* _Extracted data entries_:

>>>

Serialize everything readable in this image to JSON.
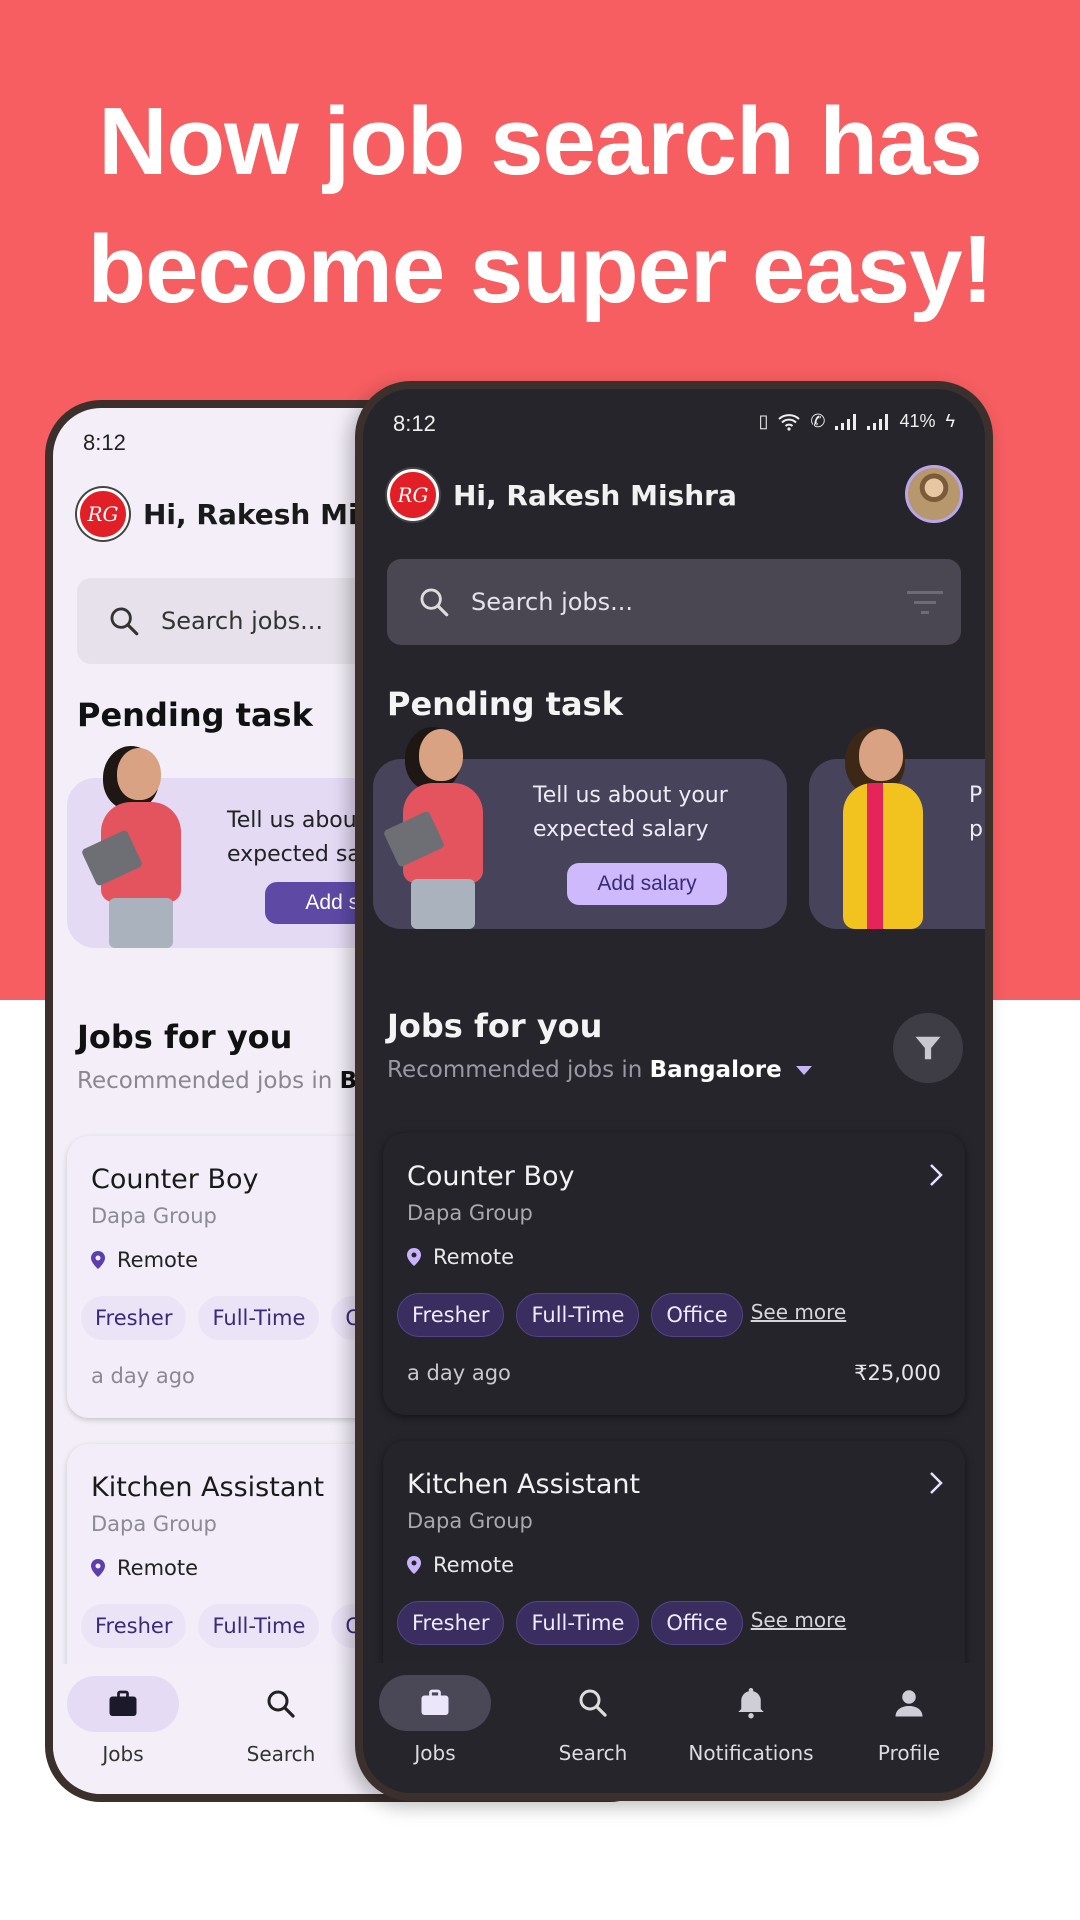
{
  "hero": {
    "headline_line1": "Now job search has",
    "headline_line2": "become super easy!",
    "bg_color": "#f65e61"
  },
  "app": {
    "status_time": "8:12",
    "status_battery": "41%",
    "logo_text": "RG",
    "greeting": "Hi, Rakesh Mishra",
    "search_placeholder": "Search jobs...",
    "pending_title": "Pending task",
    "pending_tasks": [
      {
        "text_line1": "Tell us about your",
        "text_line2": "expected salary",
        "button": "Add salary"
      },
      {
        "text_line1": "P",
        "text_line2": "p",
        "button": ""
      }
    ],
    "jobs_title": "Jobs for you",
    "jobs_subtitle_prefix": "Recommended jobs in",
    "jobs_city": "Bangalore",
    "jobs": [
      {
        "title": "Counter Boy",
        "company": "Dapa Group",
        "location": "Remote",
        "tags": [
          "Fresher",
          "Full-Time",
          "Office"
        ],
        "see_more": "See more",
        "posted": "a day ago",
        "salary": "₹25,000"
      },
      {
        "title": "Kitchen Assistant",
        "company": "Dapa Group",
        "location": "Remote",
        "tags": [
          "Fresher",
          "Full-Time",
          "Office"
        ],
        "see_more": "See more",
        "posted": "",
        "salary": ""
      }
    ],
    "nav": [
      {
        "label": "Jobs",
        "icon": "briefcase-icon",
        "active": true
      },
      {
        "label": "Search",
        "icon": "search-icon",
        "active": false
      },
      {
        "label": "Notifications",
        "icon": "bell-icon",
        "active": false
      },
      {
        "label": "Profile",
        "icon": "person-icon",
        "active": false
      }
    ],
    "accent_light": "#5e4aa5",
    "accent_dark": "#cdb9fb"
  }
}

<<<
>>>

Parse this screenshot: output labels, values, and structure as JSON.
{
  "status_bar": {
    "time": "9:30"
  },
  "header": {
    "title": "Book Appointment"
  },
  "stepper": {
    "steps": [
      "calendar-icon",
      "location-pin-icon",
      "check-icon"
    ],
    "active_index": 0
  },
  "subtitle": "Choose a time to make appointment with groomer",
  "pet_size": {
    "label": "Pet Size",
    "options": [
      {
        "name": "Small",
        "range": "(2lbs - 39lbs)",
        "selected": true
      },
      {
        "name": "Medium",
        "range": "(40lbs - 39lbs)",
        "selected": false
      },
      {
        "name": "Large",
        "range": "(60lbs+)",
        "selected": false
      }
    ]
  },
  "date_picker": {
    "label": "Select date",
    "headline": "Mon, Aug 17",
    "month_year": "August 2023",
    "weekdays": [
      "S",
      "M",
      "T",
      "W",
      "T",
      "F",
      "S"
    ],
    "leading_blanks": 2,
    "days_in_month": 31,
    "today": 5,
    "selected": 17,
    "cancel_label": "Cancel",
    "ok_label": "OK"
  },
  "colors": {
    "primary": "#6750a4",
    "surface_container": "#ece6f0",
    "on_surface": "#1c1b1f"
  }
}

<<<
>>>

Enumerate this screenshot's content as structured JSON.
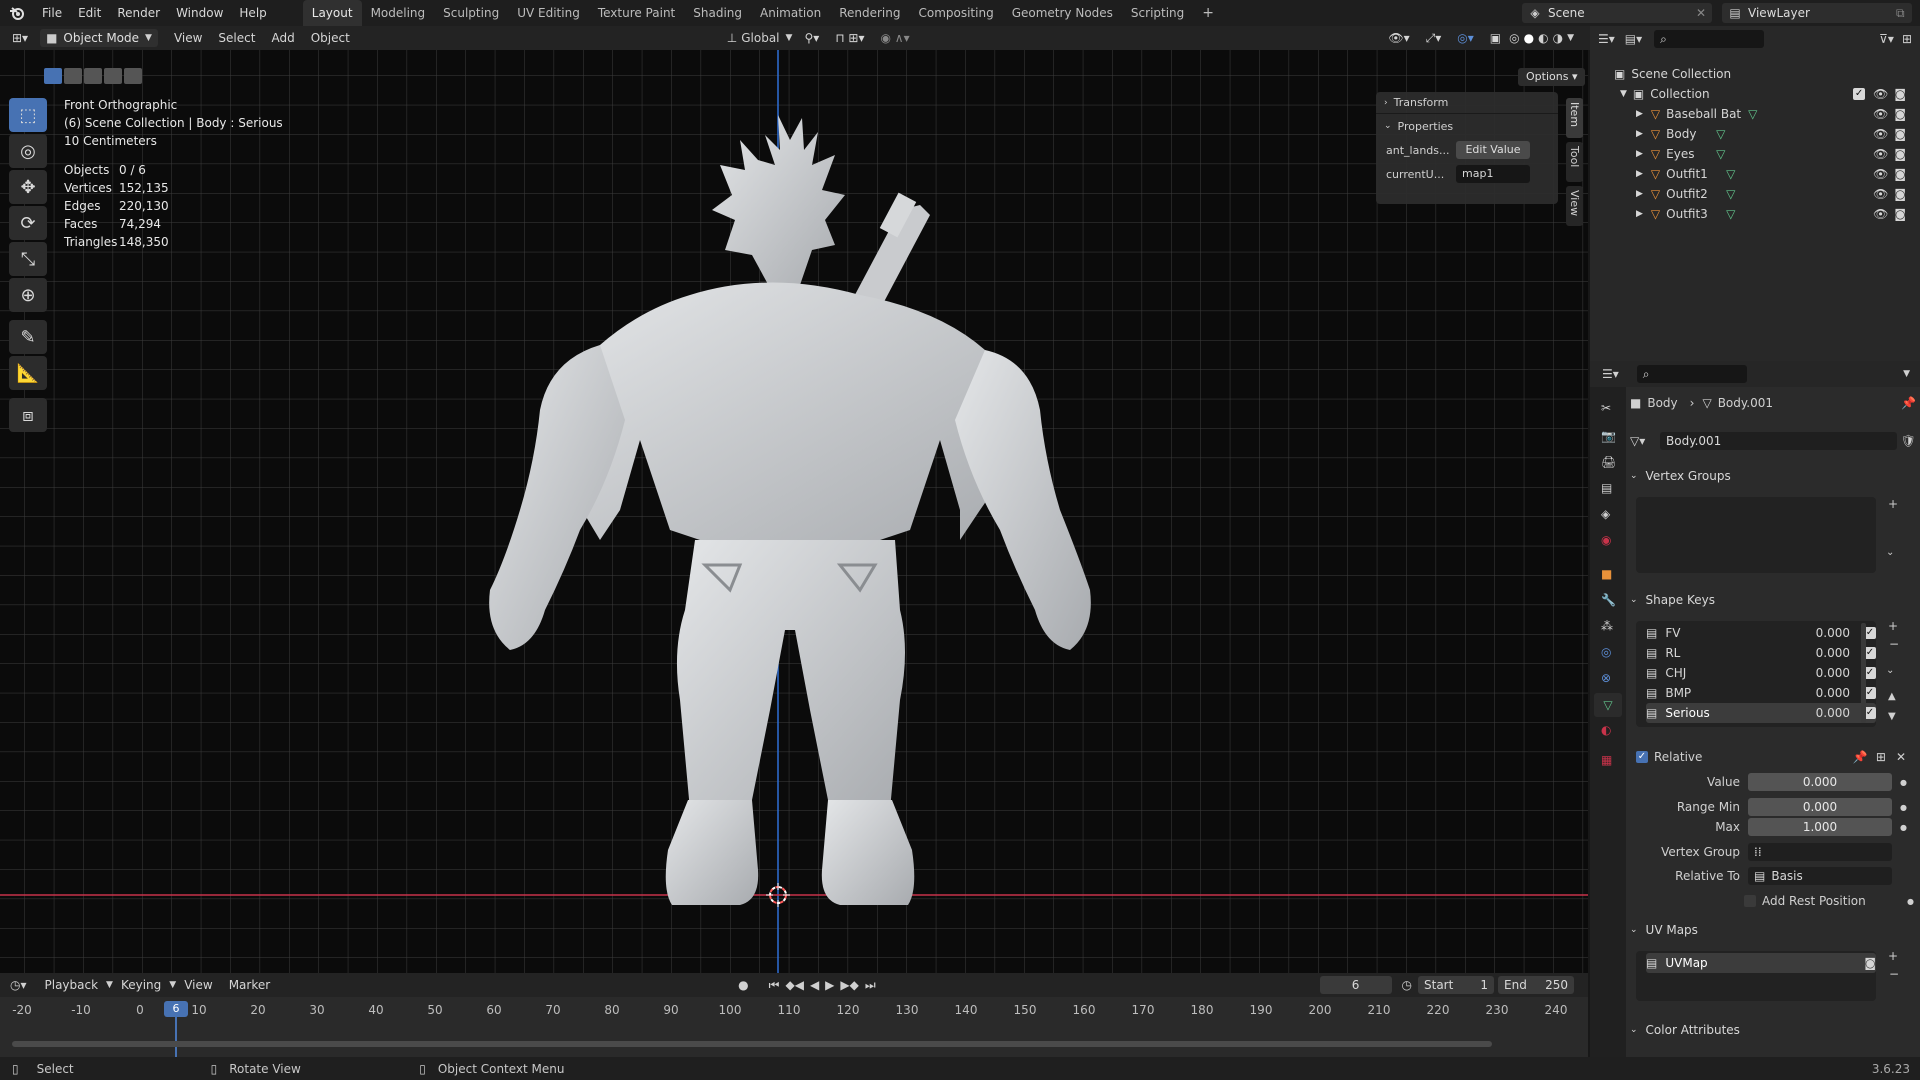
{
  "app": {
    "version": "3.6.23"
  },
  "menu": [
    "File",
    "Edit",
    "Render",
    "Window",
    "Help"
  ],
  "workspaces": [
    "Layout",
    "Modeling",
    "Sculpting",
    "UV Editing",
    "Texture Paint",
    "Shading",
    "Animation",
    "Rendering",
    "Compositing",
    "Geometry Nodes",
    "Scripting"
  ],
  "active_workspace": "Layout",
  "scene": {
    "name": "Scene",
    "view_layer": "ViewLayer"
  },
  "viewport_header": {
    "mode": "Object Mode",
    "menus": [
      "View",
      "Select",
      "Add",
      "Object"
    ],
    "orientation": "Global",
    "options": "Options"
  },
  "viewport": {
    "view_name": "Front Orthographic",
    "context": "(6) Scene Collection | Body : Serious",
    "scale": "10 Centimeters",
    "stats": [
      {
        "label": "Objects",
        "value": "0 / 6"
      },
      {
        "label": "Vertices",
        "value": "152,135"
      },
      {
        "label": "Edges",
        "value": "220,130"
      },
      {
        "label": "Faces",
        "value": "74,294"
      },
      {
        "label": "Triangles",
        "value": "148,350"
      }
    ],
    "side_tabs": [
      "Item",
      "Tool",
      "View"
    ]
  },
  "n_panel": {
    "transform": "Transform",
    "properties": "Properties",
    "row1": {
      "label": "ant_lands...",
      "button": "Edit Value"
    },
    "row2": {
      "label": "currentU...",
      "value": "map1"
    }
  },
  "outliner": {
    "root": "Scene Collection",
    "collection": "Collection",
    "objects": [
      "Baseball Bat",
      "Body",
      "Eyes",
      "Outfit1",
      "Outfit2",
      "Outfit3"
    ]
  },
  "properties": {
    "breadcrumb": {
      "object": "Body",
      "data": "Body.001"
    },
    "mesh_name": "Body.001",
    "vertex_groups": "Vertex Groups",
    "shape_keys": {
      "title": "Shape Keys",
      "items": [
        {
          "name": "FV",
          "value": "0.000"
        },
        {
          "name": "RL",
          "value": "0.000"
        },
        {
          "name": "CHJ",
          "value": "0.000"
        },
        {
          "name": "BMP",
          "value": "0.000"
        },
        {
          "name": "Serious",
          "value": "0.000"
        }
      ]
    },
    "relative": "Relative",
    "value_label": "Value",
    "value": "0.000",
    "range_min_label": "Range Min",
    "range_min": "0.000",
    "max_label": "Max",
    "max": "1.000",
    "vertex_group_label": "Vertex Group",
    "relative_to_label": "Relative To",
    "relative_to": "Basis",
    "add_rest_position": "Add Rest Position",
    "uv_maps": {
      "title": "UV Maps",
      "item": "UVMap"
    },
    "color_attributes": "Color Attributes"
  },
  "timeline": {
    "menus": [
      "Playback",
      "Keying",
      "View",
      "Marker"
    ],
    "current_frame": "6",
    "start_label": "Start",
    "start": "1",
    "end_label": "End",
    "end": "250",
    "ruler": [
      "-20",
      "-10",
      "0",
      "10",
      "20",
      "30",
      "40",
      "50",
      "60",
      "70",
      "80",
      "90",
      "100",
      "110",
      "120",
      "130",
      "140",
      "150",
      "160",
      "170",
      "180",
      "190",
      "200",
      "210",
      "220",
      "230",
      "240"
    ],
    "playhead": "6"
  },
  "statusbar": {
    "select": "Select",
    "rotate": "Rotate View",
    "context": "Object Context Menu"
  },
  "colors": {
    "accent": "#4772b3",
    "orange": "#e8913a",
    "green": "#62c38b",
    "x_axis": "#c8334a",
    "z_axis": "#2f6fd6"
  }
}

<<<

* _Exercise directions_: Which lines in the listing above hold the word "context"? Show each of them.

* _Answer below_:
    "context": "(6) Scene Collection | Body : Serious",
    "context": "Object Context Menu"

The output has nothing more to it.